++++ Supplied data ++++

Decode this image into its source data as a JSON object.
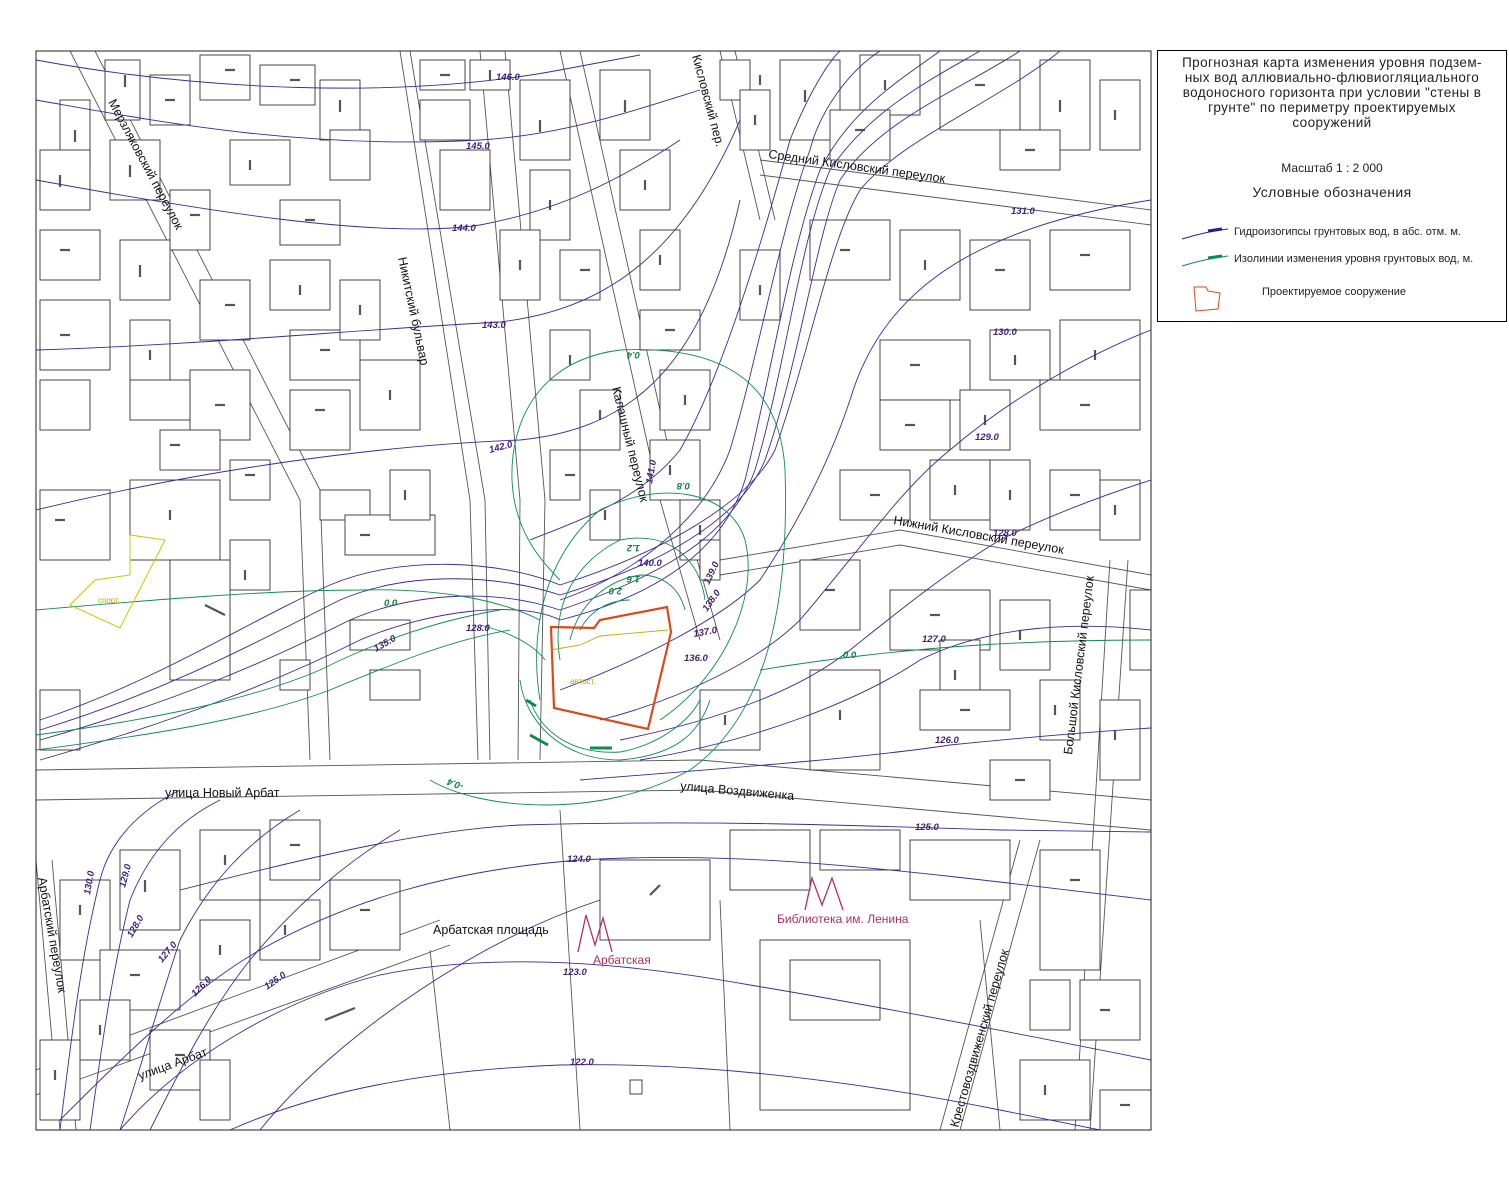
{
  "legend": {
    "title_lines": [
      "Прогнозная карта изменения уровня подзем-",
      "ных вод аллювиально-флювиогляциального",
      "водоносного горизонта при условии \"стены в",
      "грунте\" по периметру проектируемых",
      "сооружений"
    ],
    "scale": "Масштаб 1 : 2 000",
    "heading": "Условные обозначения",
    "items": [
      {
        "label": "Гидроизогипсы грунтовых вод, в абс. отм. м.",
        "color": "#2e1a8c"
      },
      {
        "label": "Изолинии изменения уровня грунтовых вод, м.",
        "color": "#0b8a55"
      },
      {
        "label": "Проектируемое сооружение",
        "color": "#d94a1a"
      }
    ]
  },
  "colors": {
    "hydroisohypse": "#3a2a9a",
    "change_isoline": "#0e8c4e",
    "projected_structure": "#d94a1a",
    "building": "#333333",
    "metro": "#b0305a",
    "sport_zone": "#c8c800"
  },
  "streets": [
    {
      "name": "Мерзляковский переулок"
    },
    {
      "name": "Никитский бульвар"
    },
    {
      "name": "Кисловский пер."
    },
    {
      "name": "Средний Кисловский переулок"
    },
    {
      "name": "Калашный переулок"
    },
    {
      "name": "Нижний Кисловский переулок"
    },
    {
      "name": "Большой Кисловский переулок"
    },
    {
      "name": "улица Новый Арбат"
    },
    {
      "name": "улица Воздвиженка"
    },
    {
      "name": "Арбатская площадь"
    },
    {
      "name": "Арбатский переулок"
    },
    {
      "name": "улица Арбат"
    },
    {
      "name": "Крестовоздвиженский переулок"
    }
  ],
  "metro": [
    {
      "name": "Арбатская"
    },
    {
      "name": "Библиотека им. Ленина"
    }
  ],
  "objects": [
    {
      "name": "спорт."
    },
    {
      "name": "автост."
    }
  ],
  "isohypse_labels": [
    "146.0",
    "145.0",
    "144.0",
    "143.0",
    "142.0",
    "141.0",
    "140.0",
    "139.0",
    "138.0",
    "137.0",
    "136.0",
    "135.0",
    "131.0",
    "130.0",
    "129.0",
    "128.0",
    "127.0",
    "126.0",
    "125.0",
    "124.0",
    "123.0",
    "122.0",
    "130.0",
    "129.0",
    "128.0",
    "127.0",
    "126.0",
    "125.0",
    "128.0"
  ],
  "change_labels": [
    "0.4",
    "0.8",
    "1.2",
    "1.6",
    "2.0",
    "0.0",
    "0.0",
    "-0.4"
  ]
}
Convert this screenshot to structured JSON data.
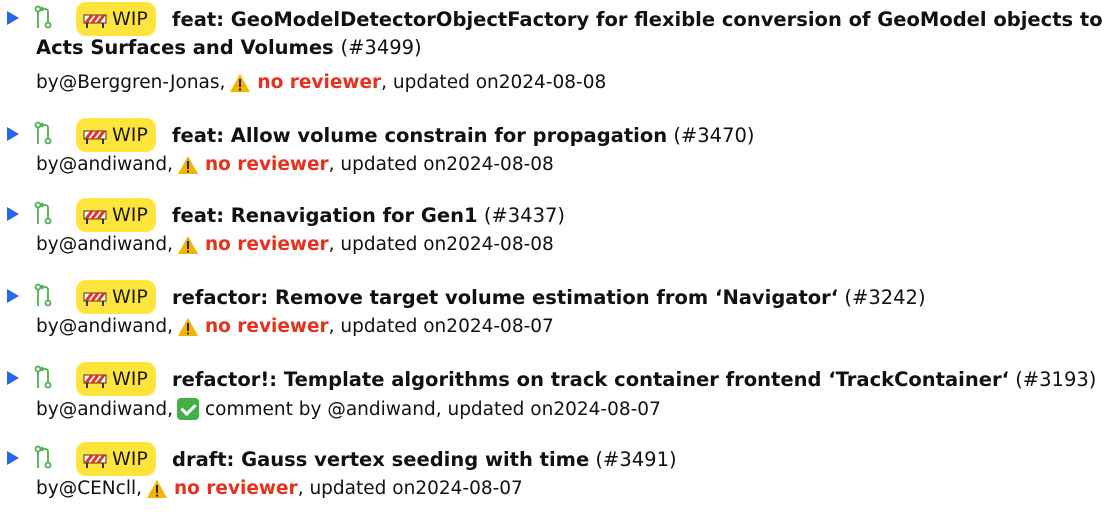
{
  "badge_label": "WIP",
  "by_prefix": "by ",
  "updated_prefix": ", updated on ",
  "no_reviewer_label": "no reviewer",
  "items": [
    {
      "title": "feat: GeoModelDetectorObjectFactory for flexible conversion of GeoModel objects to",
      "title_cont": "Acts Surfaces and Volumes",
      "pr": "(#3499)",
      "author": "@Berggren-Jonas,",
      "status": "no reviewer",
      "date": "2024-08-08"
    },
    {
      "title": "feat: Allow volume constrain for propagation",
      "pr": "(#3470)",
      "author": "@andiwand,",
      "status": "no reviewer",
      "date": "2024-08-08"
    },
    {
      "title": "feat: Renavigation for Gen1",
      "pr": "(#3437)",
      "author": "@andiwand,",
      "status": "no reviewer",
      "date": "2024-08-08"
    },
    {
      "title": "refactor: Remove target volume estimation from ‘Navigator‘",
      "pr": "(#3242)",
      "author": "@andiwand,",
      "status": "no reviewer",
      "date": "2024-08-07"
    },
    {
      "title": "refactor!: Template algorithms on track container frontend ‘TrackContainer‘",
      "pr": "(#3193)",
      "author": "@andiwand,",
      "status": "comment by @andiwand",
      "date": "2024-08-07"
    },
    {
      "title": "draft: Gauss vertex seeding with time",
      "pr": "(#3491)",
      "author": "@CENcll,",
      "status": "no reviewer",
      "date": "2024-08-07"
    }
  ],
  "colors": {
    "accent": "#2667e8",
    "badge": "#ffe53b",
    "warning_text": "#e8301c",
    "check": "#43b047"
  }
}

++++

== Problem to work on ==
Exclude the pictures and transcribe all of the entries exactly.

== Problem solution ==
Decode this image into its source data as a JSON object.
{
  "legend": {
    "title_lines": [
      "Прогнозная карта изменения уровня подзем-",
      "ных вод аллювиально-флювиогляциального",
      "водоносного горизонта при условии \"стены в",
      "грунте\" по периметру проектируемых",
      "сооружений"
    ],
    "scale": "Масштаб 1 : 2 000",
    "heading": "Условные обозначения",
    "items": [
      {
        "label": "Гидроизогипсы грунтовых вод, в абс. отм. м.",
        "color": "#2e1a8c"
      },
      {
        "label": "Изолинии изменения уровня грунтовых вод, м.",
        "color": "#0b8a55"
      },
      {
        "label": "Проектируемое сооружение",
        "color": "#d94a1a"
      }
    ]
  },
  "colors": {
    "hydroisohypse": "#3a2a9a",
    "change_isoline": "#0e8c4e",
    "projected_structure": "#d94a1a",
    "building": "#333333",
    "metro": "#b0305a",
    "sport_zone": "#c8c800"
  },
  "streets": [
    {
      "name": "Мерзляковский переулок"
    },
    {
      "name": "Никитский бульвар"
    },
    {
      "name": "Кисловский пер."
    },
    {
      "name": "Средний Кисловский переулок"
    },
    {
      "name": "Калашный переулок"
    },
    {
      "name": "Нижний Кисловский переулок"
    },
    {
      "name": "Большой Кисловский переулок"
    },
    {
      "name": "улица Новый Арбат"
    },
    {
      "name": "улица Воздвиженка"
    },
    {
      "name": "Арбатская площадь"
    },
    {
      "name": "Арбатский переулок"
    },
    {
      "name": "улица Арбат"
    },
    {
      "name": "Крестовоздвиженский переулок"
    }
  ],
  "metro": [
    {
      "name": "Арбатская"
    },
    {
      "name": "Библиотека им. Ленина"
    }
  ],
  "objects": [
    {
      "name": "спорт."
    },
    {
      "name": "автост."
    }
  ],
  "isohypse_labels": [
    "146.0",
    "145.0",
    "144.0",
    "143.0",
    "142.0",
    "141.0",
    "140.0",
    "139.0",
    "138.0",
    "137.0",
    "136.0",
    "135.0",
    "131.0",
    "130.0",
    "129.0",
    "128.0",
    "127.0",
    "126.0",
    "125.0",
    "124.0",
    "123.0",
    "122.0",
    "130.0",
    "129.0",
    "128.0",
    "127.0",
    "126.0",
    "125.0",
    "128.0"
  ],
  "change_labels": [
    "0.4",
    "0.8",
    "1.2",
    "1.6",
    "2.0",
    "0.0",
    "0.0",
    "-0.4"
  ]
}
Convert this screenshot to structured JSON data.
{
  "badge_label": "WIP",
  "by_prefix": "by ",
  "updated_prefix": ", updated on ",
  "no_reviewer_label": "no reviewer",
  "items": [
    {
      "title": "feat: GeoModelDetectorObjectFactory for flexible conversion of GeoModel objects to",
      "title_cont": "Acts Surfaces and Volumes",
      "pr": "(#3499)",
      "author": "@Berggren-Jonas,",
      "status": "no reviewer",
      "date": "2024-08-08"
    },
    {
      "title": "feat: Allow volume constrain for propagation",
      "pr": "(#3470)",
      "author": "@andiwand,",
      "status": "no reviewer",
      "date": "2024-08-08"
    },
    {
      "title": "feat: Renavigation for Gen1",
      "pr": "(#3437)",
      "author": "@andiwand,",
      "status": "no reviewer",
      "date": "2024-08-08"
    },
    {
      "title": "refactor: Remove target volume estimation from ‘Navigator‘",
      "pr": "(#3242)",
      "author": "@andiwand,",
      "status": "no reviewer",
      "date": "2024-08-07"
    },
    {
      "title": "refactor!: Template algorithms on track container frontend ‘TrackContainer‘",
      "pr": "(#3193)",
      "author": "@andiwand,",
      "status": "comment by @andiwand",
      "date": "2024-08-07"
    },
    {
      "title": "draft: Gauss vertex seeding with time",
      "pr": "(#3491)",
      "author": "@CENcll,",
      "status": "no reviewer",
      "date": "2024-08-07"
    }
  ],
  "colors": {
    "accent": "#2667e8",
    "badge": "#ffe53b",
    "warning_text": "#e8301c",
    "check": "#43b047"
  }
}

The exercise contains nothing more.